### Brief
Exact repetition is required: output every record in full.

### Given entries
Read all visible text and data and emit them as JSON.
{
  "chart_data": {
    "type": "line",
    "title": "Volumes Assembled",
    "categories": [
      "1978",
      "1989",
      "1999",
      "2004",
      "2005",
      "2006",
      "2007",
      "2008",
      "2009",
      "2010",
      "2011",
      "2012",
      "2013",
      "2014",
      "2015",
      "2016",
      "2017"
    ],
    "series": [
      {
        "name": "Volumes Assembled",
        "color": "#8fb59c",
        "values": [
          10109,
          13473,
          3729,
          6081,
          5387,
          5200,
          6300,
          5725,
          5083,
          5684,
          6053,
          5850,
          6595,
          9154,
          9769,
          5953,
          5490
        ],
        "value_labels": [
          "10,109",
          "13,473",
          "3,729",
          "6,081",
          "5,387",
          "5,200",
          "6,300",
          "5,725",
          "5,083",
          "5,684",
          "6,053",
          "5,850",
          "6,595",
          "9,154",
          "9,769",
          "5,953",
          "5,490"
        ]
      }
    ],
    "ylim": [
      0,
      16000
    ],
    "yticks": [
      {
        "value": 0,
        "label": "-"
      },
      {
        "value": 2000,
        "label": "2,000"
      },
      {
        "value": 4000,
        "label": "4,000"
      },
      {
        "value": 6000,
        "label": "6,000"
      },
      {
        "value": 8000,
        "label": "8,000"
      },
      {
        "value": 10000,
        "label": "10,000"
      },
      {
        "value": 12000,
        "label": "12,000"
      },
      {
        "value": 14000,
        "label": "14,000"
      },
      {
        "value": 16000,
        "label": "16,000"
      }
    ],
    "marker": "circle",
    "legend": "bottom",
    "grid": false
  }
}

### The response
Read all visible text and data and emit them as JSON.
{
  "chart_data": {
    "type": "line",
    "title": "Volumes Assembled",
    "categories": [
      "1978",
      "1989",
      "1999",
      "2004",
      "2005",
      "2006",
      "2007",
      "2008",
      "2009",
      "2010",
      "2011",
      "2012",
      "2013",
      "2014",
      "2015",
      "2016",
      "2017"
    ],
    "series": [
      {
        "name": "Volumes Assembled",
        "color": "#8fb59c",
        "values": [
          10109,
          13473,
          3729,
          6081,
          5387,
          5200,
          6300,
          5725,
          5083,
          5684,
          6053,
          5850,
          6595,
          9154,
          9769,
          5953,
          5490
        ],
        "value_labels": [
          "10,109",
          "13,473",
          "3,729",
          "6,081",
          "5,387",
          "5,200",
          "6,300",
          "5,725",
          "5,083",
          "5,684",
          "6,053",
          "5,850",
          "6,595",
          "9,154",
          "9,769",
          "5,953",
          "5,490"
        ]
      }
    ],
    "ylim": [
      0,
      16000
    ],
    "yticks": [
      {
        "value": 0,
        "label": "-"
      },
      {
        "value": 2000,
        "label": "2,000"
      },
      {
        "value": 4000,
        "label": "4,000"
      },
      {
        "value": 6000,
        "label": "6,000"
      },
      {
        "value": 8000,
        "label": "8,000"
      },
      {
        "value": 10000,
        "label": "10,000"
      },
      {
        "value": 12000,
        "label": "12,000"
      },
      {
        "value": 14000,
        "label": "14,000"
      },
      {
        "value": 16000,
        "label": "16,000"
      }
    ],
    "marker": "circle",
    "legend": "bottom",
    "grid": false
  }
}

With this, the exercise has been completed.